DATASET RECORDS
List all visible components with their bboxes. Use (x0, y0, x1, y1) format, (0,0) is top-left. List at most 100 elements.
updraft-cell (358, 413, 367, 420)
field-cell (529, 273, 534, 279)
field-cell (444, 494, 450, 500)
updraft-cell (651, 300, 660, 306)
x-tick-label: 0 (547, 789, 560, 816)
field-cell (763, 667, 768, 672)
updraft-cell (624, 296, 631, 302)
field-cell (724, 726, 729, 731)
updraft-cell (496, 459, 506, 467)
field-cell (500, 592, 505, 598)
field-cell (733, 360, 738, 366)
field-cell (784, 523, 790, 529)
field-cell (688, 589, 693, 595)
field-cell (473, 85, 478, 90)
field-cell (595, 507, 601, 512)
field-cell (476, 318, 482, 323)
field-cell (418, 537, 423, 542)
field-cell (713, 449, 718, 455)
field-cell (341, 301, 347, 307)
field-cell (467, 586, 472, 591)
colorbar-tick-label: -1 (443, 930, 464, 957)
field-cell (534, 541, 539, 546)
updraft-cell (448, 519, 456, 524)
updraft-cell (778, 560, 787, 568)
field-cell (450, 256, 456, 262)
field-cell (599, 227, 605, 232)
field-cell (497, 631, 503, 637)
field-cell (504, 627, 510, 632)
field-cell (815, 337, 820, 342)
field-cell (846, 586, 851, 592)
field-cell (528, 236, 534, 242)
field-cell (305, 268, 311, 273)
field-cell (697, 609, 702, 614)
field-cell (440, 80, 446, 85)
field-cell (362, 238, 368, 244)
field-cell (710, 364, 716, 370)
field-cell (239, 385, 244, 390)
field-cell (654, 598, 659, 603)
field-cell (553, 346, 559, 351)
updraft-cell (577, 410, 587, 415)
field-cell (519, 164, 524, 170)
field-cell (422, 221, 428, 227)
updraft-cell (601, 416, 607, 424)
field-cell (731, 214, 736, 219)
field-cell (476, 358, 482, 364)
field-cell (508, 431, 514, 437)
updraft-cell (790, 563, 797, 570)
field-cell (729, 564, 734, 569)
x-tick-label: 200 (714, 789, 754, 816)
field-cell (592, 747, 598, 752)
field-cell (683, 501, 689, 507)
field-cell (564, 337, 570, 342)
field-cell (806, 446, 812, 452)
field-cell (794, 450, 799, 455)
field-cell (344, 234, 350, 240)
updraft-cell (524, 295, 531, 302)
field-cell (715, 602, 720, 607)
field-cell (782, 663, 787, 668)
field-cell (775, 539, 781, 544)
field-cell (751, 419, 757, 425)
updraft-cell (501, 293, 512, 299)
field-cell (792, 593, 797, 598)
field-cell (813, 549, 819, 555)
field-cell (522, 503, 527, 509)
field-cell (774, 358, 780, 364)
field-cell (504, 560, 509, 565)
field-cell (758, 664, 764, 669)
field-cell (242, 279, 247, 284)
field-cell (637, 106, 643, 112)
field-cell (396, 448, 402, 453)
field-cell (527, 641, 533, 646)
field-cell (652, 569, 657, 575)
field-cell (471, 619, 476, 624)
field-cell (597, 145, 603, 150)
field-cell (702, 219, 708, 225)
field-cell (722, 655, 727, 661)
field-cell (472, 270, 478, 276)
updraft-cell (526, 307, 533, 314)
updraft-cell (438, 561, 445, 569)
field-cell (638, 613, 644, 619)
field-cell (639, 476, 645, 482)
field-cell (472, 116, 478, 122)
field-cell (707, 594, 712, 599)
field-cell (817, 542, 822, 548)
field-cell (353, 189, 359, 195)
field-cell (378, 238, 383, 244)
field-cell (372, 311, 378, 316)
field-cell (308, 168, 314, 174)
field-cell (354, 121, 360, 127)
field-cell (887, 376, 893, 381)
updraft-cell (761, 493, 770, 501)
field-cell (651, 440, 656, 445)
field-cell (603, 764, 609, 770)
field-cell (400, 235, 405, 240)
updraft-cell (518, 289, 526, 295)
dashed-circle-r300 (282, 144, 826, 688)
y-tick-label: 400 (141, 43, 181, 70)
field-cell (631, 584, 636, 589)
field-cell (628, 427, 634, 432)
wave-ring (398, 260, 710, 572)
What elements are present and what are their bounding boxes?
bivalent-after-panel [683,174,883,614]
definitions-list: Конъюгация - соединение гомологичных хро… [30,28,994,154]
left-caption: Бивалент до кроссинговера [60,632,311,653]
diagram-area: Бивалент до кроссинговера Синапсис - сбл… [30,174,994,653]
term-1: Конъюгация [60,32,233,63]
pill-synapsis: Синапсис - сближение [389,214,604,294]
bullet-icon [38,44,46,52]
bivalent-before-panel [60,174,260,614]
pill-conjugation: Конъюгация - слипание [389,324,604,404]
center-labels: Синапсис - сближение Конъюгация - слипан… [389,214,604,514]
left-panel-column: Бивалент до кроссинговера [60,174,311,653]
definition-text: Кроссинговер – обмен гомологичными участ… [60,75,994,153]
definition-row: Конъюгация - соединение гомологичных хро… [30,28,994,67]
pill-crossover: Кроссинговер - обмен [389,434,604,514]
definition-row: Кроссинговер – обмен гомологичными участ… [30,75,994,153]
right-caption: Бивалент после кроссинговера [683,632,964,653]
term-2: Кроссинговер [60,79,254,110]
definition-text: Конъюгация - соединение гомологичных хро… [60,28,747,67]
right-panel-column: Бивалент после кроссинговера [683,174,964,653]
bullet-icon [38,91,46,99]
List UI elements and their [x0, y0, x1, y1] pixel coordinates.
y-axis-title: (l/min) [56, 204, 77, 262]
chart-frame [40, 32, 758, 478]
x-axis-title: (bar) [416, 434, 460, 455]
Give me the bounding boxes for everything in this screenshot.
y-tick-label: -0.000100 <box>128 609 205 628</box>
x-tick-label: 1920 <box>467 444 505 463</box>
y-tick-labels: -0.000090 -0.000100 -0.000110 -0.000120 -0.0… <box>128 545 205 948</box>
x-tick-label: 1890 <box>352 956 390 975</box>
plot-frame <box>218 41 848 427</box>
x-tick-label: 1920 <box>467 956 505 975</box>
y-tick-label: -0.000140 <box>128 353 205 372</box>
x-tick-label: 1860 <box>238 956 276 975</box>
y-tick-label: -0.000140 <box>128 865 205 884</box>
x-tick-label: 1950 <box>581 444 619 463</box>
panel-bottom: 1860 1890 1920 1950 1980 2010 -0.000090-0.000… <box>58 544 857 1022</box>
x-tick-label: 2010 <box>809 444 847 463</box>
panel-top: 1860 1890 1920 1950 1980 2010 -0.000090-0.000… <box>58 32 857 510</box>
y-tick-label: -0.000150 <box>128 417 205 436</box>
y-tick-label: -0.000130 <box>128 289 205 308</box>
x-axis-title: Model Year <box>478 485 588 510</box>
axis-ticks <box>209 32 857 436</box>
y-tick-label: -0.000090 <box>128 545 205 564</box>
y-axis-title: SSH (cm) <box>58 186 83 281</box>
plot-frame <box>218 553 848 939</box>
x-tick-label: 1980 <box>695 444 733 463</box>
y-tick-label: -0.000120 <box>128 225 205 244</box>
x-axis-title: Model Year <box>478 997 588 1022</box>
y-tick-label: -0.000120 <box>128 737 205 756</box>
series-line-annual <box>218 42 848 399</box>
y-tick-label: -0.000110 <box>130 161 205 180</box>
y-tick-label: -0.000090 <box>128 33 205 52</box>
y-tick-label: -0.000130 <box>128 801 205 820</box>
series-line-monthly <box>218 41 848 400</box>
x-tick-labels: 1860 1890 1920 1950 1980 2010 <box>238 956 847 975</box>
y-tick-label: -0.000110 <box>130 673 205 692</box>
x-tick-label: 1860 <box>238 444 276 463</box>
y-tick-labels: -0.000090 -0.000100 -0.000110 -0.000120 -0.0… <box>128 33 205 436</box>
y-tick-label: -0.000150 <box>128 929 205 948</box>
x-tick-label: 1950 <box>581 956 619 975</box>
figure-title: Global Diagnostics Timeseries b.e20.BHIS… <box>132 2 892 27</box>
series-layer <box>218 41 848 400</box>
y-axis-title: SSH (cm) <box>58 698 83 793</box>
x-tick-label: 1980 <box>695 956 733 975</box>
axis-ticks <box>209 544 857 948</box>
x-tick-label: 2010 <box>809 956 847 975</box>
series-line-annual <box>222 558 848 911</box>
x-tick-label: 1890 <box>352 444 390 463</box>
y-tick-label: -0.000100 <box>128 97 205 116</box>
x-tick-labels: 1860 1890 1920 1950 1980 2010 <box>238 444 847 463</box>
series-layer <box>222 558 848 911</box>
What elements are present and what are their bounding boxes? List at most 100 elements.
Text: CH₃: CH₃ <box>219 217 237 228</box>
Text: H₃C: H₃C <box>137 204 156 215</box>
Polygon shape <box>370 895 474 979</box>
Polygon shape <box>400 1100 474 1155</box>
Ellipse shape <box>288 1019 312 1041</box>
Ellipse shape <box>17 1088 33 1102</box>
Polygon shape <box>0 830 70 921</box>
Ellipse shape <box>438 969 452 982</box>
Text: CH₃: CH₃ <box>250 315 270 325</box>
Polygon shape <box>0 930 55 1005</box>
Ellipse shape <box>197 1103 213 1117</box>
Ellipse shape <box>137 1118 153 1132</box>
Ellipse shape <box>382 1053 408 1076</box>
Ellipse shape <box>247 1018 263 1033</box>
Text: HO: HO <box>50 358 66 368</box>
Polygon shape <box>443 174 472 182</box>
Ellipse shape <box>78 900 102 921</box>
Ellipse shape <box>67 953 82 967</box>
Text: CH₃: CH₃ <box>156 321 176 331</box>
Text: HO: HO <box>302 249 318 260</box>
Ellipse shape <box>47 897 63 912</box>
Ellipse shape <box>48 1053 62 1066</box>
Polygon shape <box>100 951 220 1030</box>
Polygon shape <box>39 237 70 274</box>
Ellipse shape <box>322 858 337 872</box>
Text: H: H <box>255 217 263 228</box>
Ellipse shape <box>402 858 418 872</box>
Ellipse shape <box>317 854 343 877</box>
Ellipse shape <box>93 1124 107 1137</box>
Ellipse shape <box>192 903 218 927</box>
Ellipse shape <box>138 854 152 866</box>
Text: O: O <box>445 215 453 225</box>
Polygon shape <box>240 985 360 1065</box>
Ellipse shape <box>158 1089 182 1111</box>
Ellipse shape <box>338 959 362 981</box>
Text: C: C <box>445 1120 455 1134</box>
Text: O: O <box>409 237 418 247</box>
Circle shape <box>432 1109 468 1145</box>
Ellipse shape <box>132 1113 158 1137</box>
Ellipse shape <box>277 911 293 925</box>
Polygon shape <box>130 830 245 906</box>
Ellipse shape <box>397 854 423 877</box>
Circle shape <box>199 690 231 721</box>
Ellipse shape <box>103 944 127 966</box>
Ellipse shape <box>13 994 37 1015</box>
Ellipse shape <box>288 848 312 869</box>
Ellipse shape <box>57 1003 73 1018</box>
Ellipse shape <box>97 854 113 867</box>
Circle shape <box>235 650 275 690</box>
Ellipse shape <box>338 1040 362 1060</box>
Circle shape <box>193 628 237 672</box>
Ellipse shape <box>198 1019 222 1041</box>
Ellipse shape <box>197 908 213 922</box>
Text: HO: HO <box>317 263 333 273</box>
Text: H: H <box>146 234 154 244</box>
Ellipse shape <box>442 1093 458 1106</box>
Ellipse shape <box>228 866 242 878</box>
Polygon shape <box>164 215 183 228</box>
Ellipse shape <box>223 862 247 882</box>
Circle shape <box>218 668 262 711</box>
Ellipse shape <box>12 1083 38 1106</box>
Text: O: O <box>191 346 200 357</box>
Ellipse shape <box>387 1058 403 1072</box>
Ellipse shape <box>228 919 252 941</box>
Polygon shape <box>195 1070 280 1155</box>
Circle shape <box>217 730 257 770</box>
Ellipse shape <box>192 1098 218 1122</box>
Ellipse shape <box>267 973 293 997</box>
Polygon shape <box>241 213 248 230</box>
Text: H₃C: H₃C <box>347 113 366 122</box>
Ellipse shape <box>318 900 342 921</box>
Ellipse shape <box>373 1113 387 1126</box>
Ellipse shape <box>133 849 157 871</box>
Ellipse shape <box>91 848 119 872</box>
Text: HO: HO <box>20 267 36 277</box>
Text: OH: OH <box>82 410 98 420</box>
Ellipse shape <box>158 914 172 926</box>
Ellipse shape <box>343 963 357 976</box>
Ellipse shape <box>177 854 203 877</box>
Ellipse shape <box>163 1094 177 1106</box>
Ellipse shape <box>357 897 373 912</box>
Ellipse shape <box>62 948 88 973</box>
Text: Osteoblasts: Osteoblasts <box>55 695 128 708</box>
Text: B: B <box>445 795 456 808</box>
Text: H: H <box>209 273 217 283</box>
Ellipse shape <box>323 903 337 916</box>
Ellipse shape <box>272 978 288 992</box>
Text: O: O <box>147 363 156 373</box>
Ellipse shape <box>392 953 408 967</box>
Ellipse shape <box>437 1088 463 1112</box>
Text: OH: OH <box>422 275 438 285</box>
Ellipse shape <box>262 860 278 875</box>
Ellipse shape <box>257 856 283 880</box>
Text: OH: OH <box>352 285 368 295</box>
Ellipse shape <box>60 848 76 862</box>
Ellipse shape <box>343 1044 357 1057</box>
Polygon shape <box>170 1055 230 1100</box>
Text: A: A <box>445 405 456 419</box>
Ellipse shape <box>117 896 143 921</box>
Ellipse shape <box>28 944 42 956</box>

GOAL
Copy word for word the records from their first line through the line containing "field-cell (444, 494, 450, 500)", including both ends.

PROBLEM SOLUTION
List all visible components with their bboxes. Use (x0, y0, x1, y1) format, (0,0) is top-left. List at most 100 elements.
updraft-cell (358, 413, 367, 420)
field-cell (529, 273, 534, 279)
field-cell (444, 494, 450, 500)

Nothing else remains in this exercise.